What this task involves – Leave out the pictures and repeat everything else in the records exactly.
======== Dataset extract
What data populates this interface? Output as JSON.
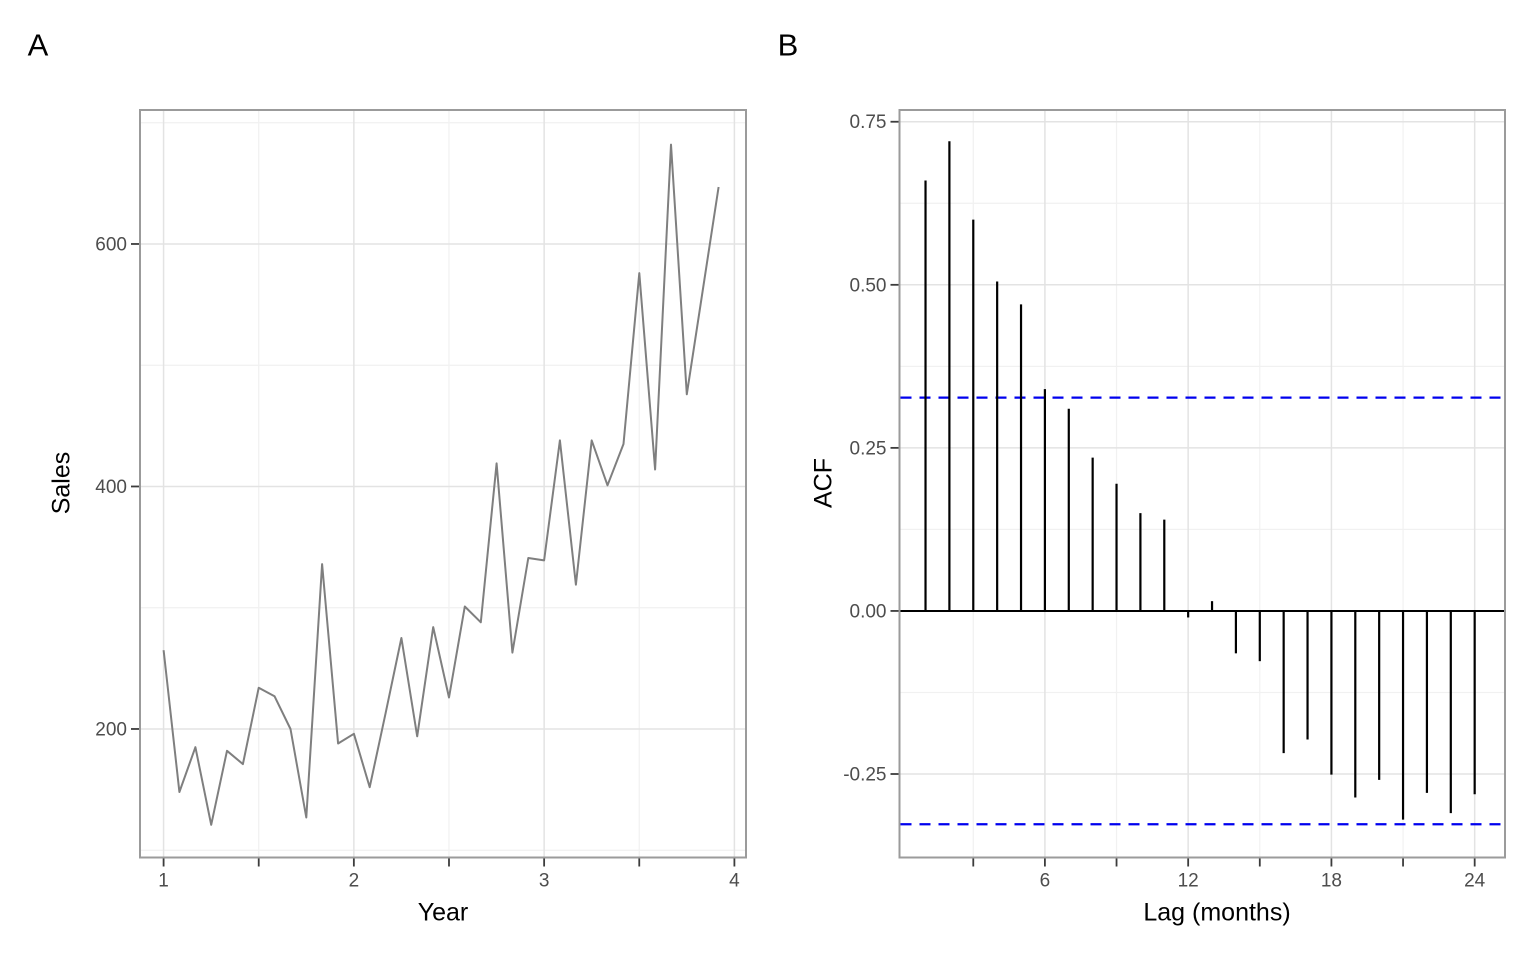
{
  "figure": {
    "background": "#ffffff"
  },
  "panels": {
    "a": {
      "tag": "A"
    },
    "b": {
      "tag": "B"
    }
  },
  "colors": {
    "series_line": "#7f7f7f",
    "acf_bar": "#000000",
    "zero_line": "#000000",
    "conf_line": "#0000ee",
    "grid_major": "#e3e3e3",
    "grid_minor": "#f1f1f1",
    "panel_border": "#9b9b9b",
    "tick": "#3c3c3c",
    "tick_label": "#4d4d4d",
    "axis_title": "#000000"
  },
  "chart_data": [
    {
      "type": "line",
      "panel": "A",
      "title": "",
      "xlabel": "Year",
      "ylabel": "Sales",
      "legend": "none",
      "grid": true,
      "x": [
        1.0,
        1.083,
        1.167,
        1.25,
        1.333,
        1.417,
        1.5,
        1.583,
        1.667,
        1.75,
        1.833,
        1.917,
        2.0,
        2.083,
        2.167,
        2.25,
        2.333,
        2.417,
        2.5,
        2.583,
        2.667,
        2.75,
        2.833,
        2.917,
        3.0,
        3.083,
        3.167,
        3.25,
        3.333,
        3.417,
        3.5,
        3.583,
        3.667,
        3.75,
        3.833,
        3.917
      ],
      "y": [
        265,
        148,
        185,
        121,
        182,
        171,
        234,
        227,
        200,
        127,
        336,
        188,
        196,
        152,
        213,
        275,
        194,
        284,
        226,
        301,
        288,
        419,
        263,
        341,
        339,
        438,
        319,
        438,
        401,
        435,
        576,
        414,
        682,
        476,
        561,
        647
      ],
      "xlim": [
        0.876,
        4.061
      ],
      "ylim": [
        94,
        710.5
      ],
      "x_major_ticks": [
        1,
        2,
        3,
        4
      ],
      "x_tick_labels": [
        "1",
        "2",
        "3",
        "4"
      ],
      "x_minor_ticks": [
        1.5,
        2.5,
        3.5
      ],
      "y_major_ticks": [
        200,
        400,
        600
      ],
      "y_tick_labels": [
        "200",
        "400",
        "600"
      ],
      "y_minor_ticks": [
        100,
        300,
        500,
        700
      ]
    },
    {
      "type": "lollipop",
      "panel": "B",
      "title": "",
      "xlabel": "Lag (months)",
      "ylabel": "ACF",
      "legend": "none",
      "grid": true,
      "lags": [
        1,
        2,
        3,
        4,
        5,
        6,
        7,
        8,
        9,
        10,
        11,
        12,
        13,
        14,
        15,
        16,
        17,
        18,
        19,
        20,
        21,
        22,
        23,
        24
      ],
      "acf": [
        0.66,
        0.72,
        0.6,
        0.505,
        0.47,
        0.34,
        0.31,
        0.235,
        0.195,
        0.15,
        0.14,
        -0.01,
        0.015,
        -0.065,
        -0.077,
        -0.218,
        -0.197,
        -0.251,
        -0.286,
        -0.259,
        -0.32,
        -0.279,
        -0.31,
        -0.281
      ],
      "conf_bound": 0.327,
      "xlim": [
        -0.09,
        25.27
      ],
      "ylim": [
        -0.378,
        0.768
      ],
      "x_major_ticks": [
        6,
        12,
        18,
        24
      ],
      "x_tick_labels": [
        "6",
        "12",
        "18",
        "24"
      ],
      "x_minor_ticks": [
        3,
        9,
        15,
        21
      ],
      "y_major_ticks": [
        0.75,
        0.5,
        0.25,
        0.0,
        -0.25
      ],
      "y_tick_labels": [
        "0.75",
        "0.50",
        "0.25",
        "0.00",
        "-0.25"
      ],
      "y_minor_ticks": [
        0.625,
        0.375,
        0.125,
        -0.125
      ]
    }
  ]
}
================
Solution –
What data populates this interface? Output as JSON.
{
  "figure": {
    "background": "#ffffff"
  },
  "panels": {
    "a": {
      "tag": "A"
    },
    "b": {
      "tag": "B"
    }
  },
  "colors": {
    "series_line": "#7f7f7f",
    "acf_bar": "#000000",
    "zero_line": "#000000",
    "conf_line": "#0000ee",
    "grid_major": "#e3e3e3",
    "grid_minor": "#f1f1f1",
    "panel_border": "#9b9b9b",
    "tick": "#3c3c3c",
    "tick_label": "#4d4d4d",
    "axis_title": "#000000"
  },
  "chart_data": [
    {
      "type": "line",
      "panel": "A",
      "title": "",
      "xlabel": "Year",
      "ylabel": "Sales",
      "legend": "none",
      "grid": true,
      "x": [
        1.0,
        1.083,
        1.167,
        1.25,
        1.333,
        1.417,
        1.5,
        1.583,
        1.667,
        1.75,
        1.833,
        1.917,
        2.0,
        2.083,
        2.167,
        2.25,
        2.333,
        2.417,
        2.5,
        2.583,
        2.667,
        2.75,
        2.833,
        2.917,
        3.0,
        3.083,
        3.167,
        3.25,
        3.333,
        3.417,
        3.5,
        3.583,
        3.667,
        3.75,
        3.833,
        3.917
      ],
      "y": [
        265,
        148,
        185,
        121,
        182,
        171,
        234,
        227,
        200,
        127,
        336,
        188,
        196,
        152,
        213,
        275,
        194,
        284,
        226,
        301,
        288,
        419,
        263,
        341,
        339,
        438,
        319,
        438,
        401,
        435,
        576,
        414,
        682,
        476,
        561,
        647
      ],
      "xlim": [
        0.876,
        4.061
      ],
      "ylim": [
        94,
        710.5
      ],
      "x_major_ticks": [
        1,
        2,
        3,
        4
      ],
      "x_tick_labels": [
        "1",
        "2",
        "3",
        "4"
      ],
      "x_minor_ticks": [
        1.5,
        2.5,
        3.5
      ],
      "y_major_ticks": [
        200,
        400,
        600
      ],
      "y_tick_labels": [
        "200",
        "400",
        "600"
      ],
      "y_minor_ticks": [
        100,
        300,
        500,
        700
      ]
    },
    {
      "type": "lollipop",
      "panel": "B",
      "title": "",
      "xlabel": "Lag (months)",
      "ylabel": "ACF",
      "legend": "none",
      "grid": true,
      "lags": [
        1,
        2,
        3,
        4,
        5,
        6,
        7,
        8,
        9,
        10,
        11,
        12,
        13,
        14,
        15,
        16,
        17,
        18,
        19,
        20,
        21,
        22,
        23,
        24
      ],
      "acf": [
        0.66,
        0.72,
        0.6,
        0.505,
        0.47,
        0.34,
        0.31,
        0.235,
        0.195,
        0.15,
        0.14,
        -0.01,
        0.015,
        -0.065,
        -0.077,
        -0.218,
        -0.197,
        -0.251,
        -0.286,
        -0.259,
        -0.32,
        -0.279,
        -0.31,
        -0.281
      ],
      "conf_bound": 0.327,
      "xlim": [
        -0.09,
        25.27
      ],
      "ylim": [
        -0.378,
        0.768
      ],
      "x_major_ticks": [
        6,
        12,
        18,
        24
      ],
      "x_tick_labels": [
        "6",
        "12",
        "18",
        "24"
      ],
      "x_minor_ticks": [
        3,
        9,
        15,
        21
      ],
      "y_major_ticks": [
        0.75,
        0.5,
        0.25,
        0.0,
        -0.25
      ],
      "y_tick_labels": [
        "0.75",
        "0.50",
        "0.25",
        "0.00",
        "-0.25"
      ],
      "y_minor_ticks": [
        0.625,
        0.375,
        0.125,
        -0.125
      ]
    }
  ]
}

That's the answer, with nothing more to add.